(Recorded data)
☆ ☆ ☆ ☆
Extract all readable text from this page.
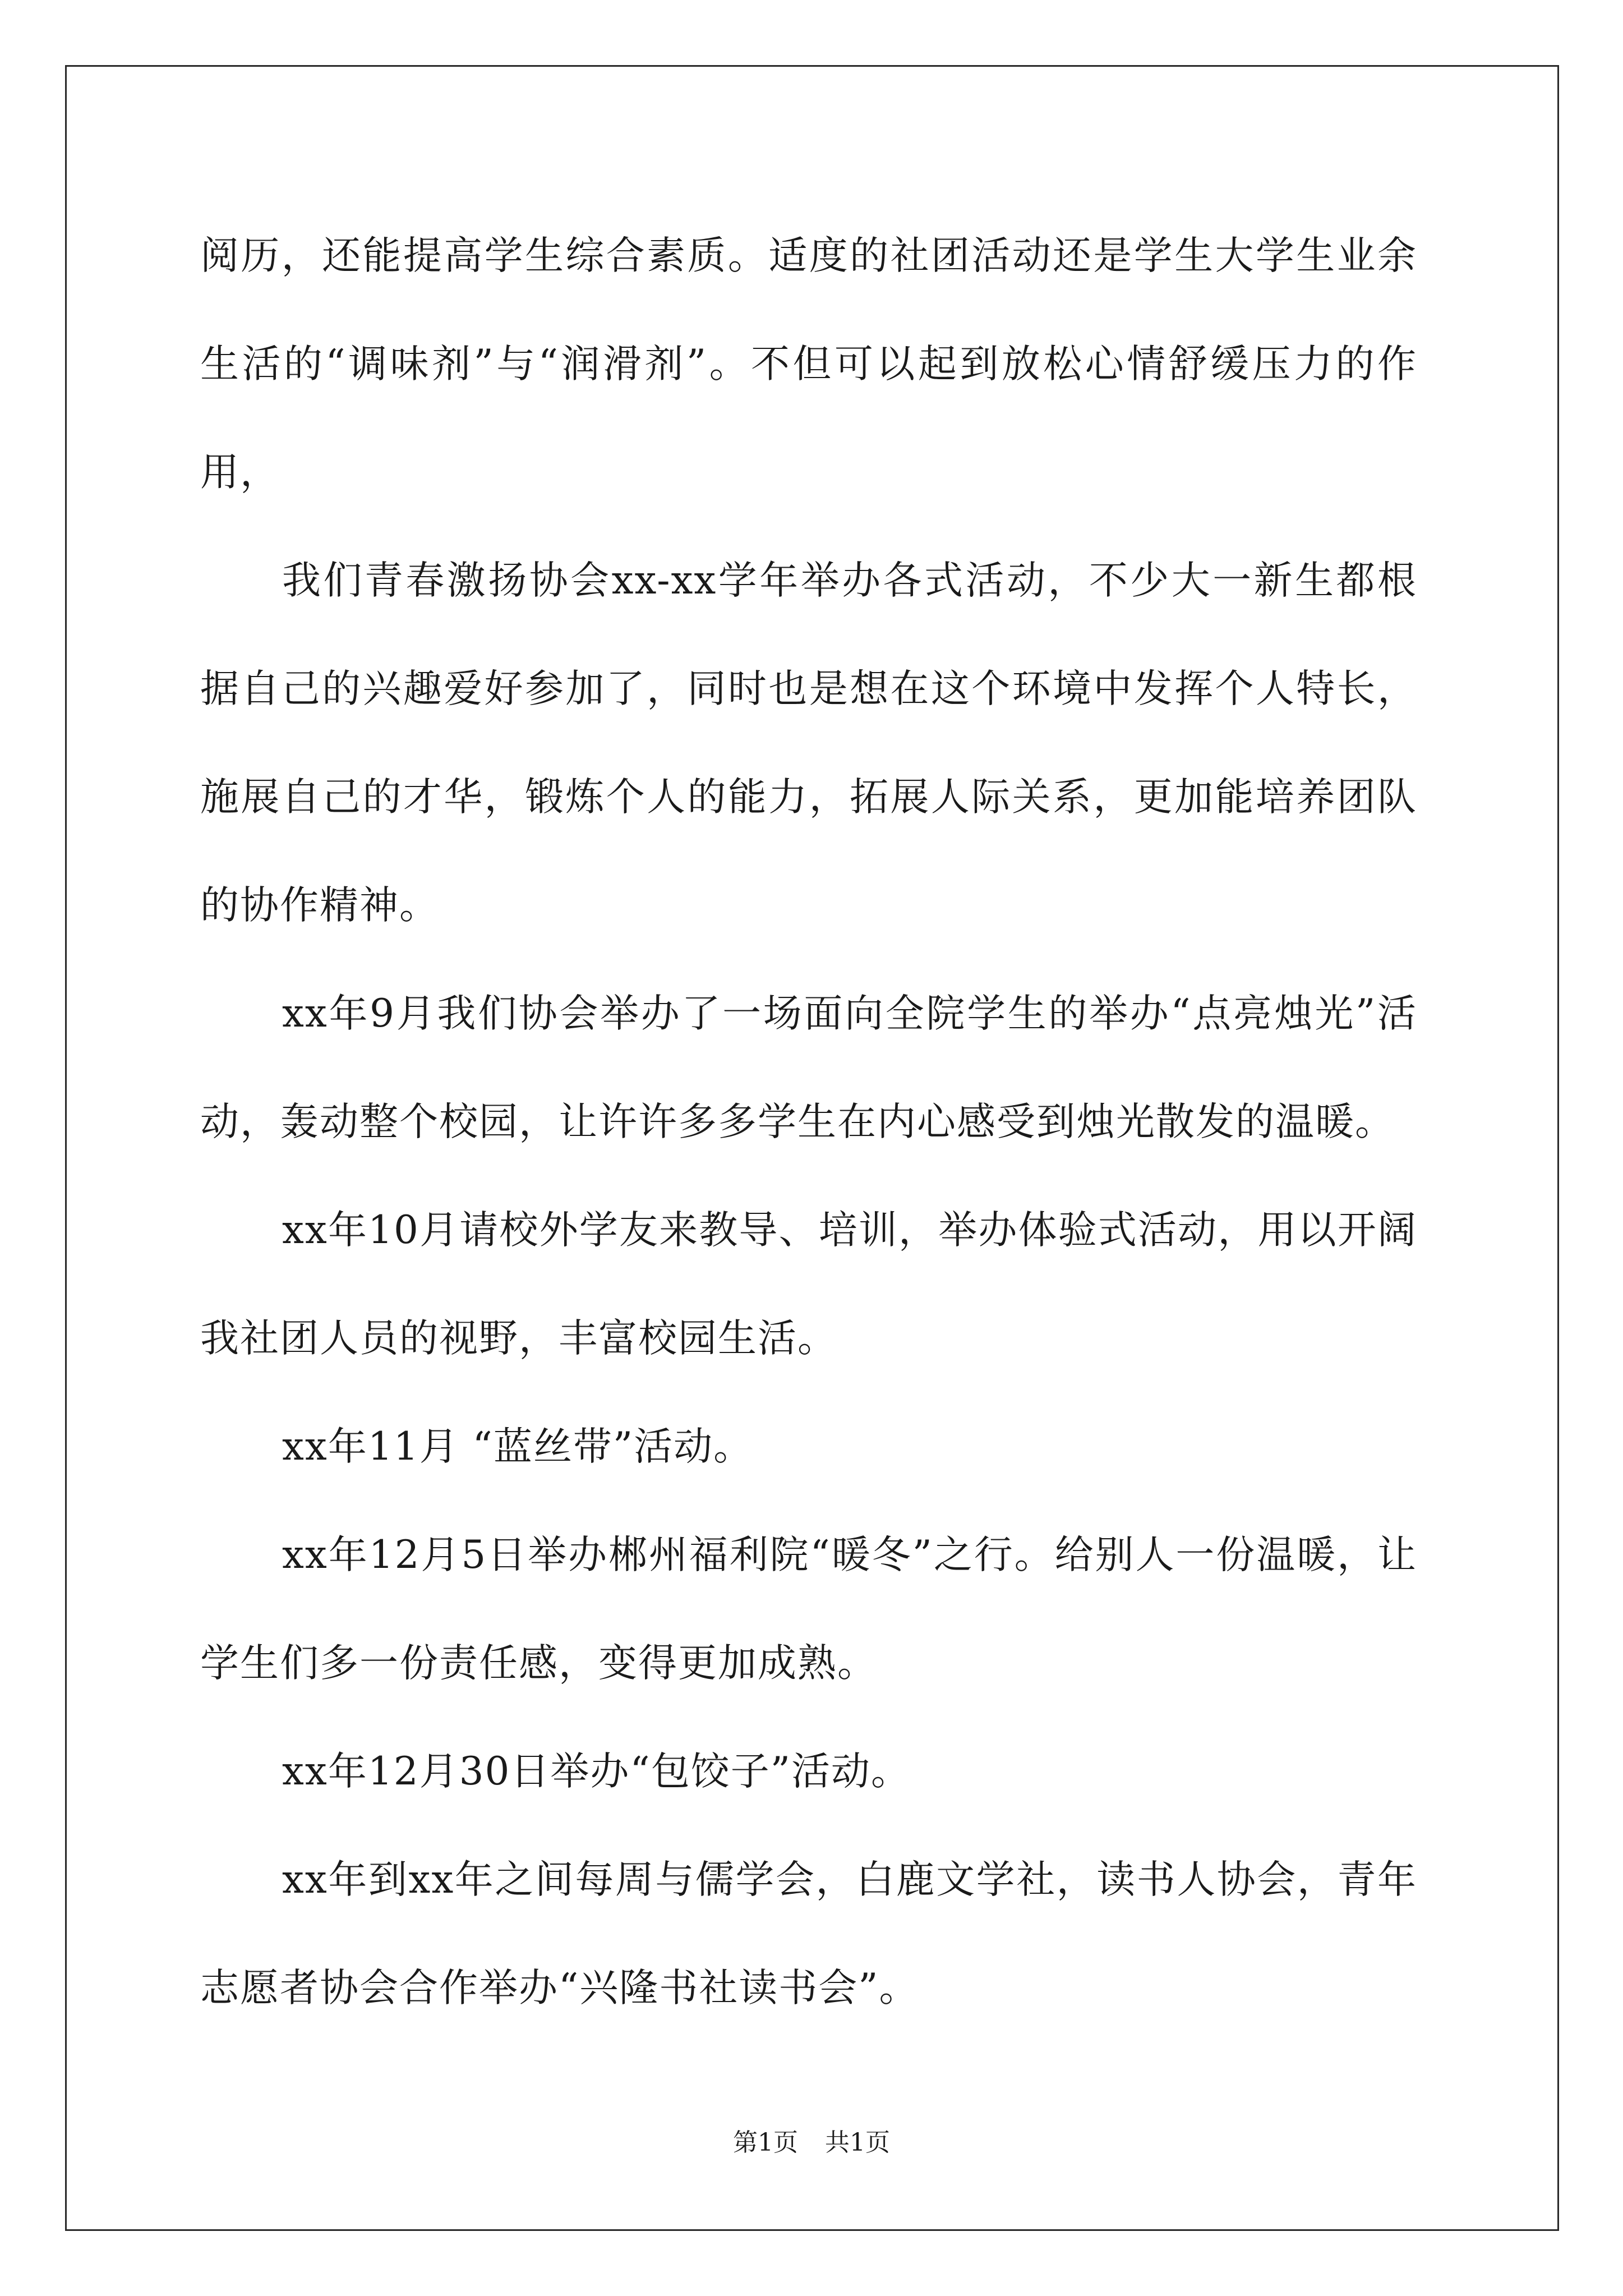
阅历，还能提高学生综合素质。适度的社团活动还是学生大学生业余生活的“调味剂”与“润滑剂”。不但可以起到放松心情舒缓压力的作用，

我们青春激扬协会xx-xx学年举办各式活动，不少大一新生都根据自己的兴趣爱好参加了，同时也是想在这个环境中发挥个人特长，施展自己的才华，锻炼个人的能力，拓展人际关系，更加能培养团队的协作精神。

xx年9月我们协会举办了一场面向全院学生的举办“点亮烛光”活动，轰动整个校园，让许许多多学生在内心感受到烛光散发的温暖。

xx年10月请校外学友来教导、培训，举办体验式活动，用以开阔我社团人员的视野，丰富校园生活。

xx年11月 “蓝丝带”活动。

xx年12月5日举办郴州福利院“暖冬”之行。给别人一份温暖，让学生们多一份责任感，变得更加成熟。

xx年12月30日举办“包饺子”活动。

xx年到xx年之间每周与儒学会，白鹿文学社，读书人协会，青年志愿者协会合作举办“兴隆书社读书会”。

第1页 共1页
☆ ☆ ☆ ☆
* [What is expected] An exact transcription of all the entries is required, without the pictures.

* [Answer to the exercise]
Extract all readable text from this page.
阅历，还能提高学生综合素质。适度的社团活动还是学生大学生业余生活的“调味剂”与“润滑剂”。不但可以起到放松心情舒缓压力的作用，

我们青春激扬协会xx-xx学年举办各式活动，不少大一新生都根据自己的兴趣爱好参加了，同时也是想在这个环境中发挥个人特长，施展自己的才华，锻炼个人的能力，拓展人际关系，更加能培养团队的协作精神。

xx年9月我们协会举办了一场面向全院学生的举办“点亮烛光”活动，轰动整个校园，让许许多多学生在内心感受到烛光散发的温暖。

xx年10月请校外学友来教导、培训，举办体验式活动，用以开阔我社团人员的视野，丰富校园生活。

xx年11月 “蓝丝带”活动。

xx年12月5日举办郴州福利院“暖冬”之行。给别人一份温暖，让学生们多一份责任感，变得更加成熟。

xx年12月30日举办“包饺子”活动。

xx年到xx年之间每周与儒学会，白鹿文学社，读书人协会，青年志愿者协会合作举办“兴隆书社读书会”。

第1页 共1页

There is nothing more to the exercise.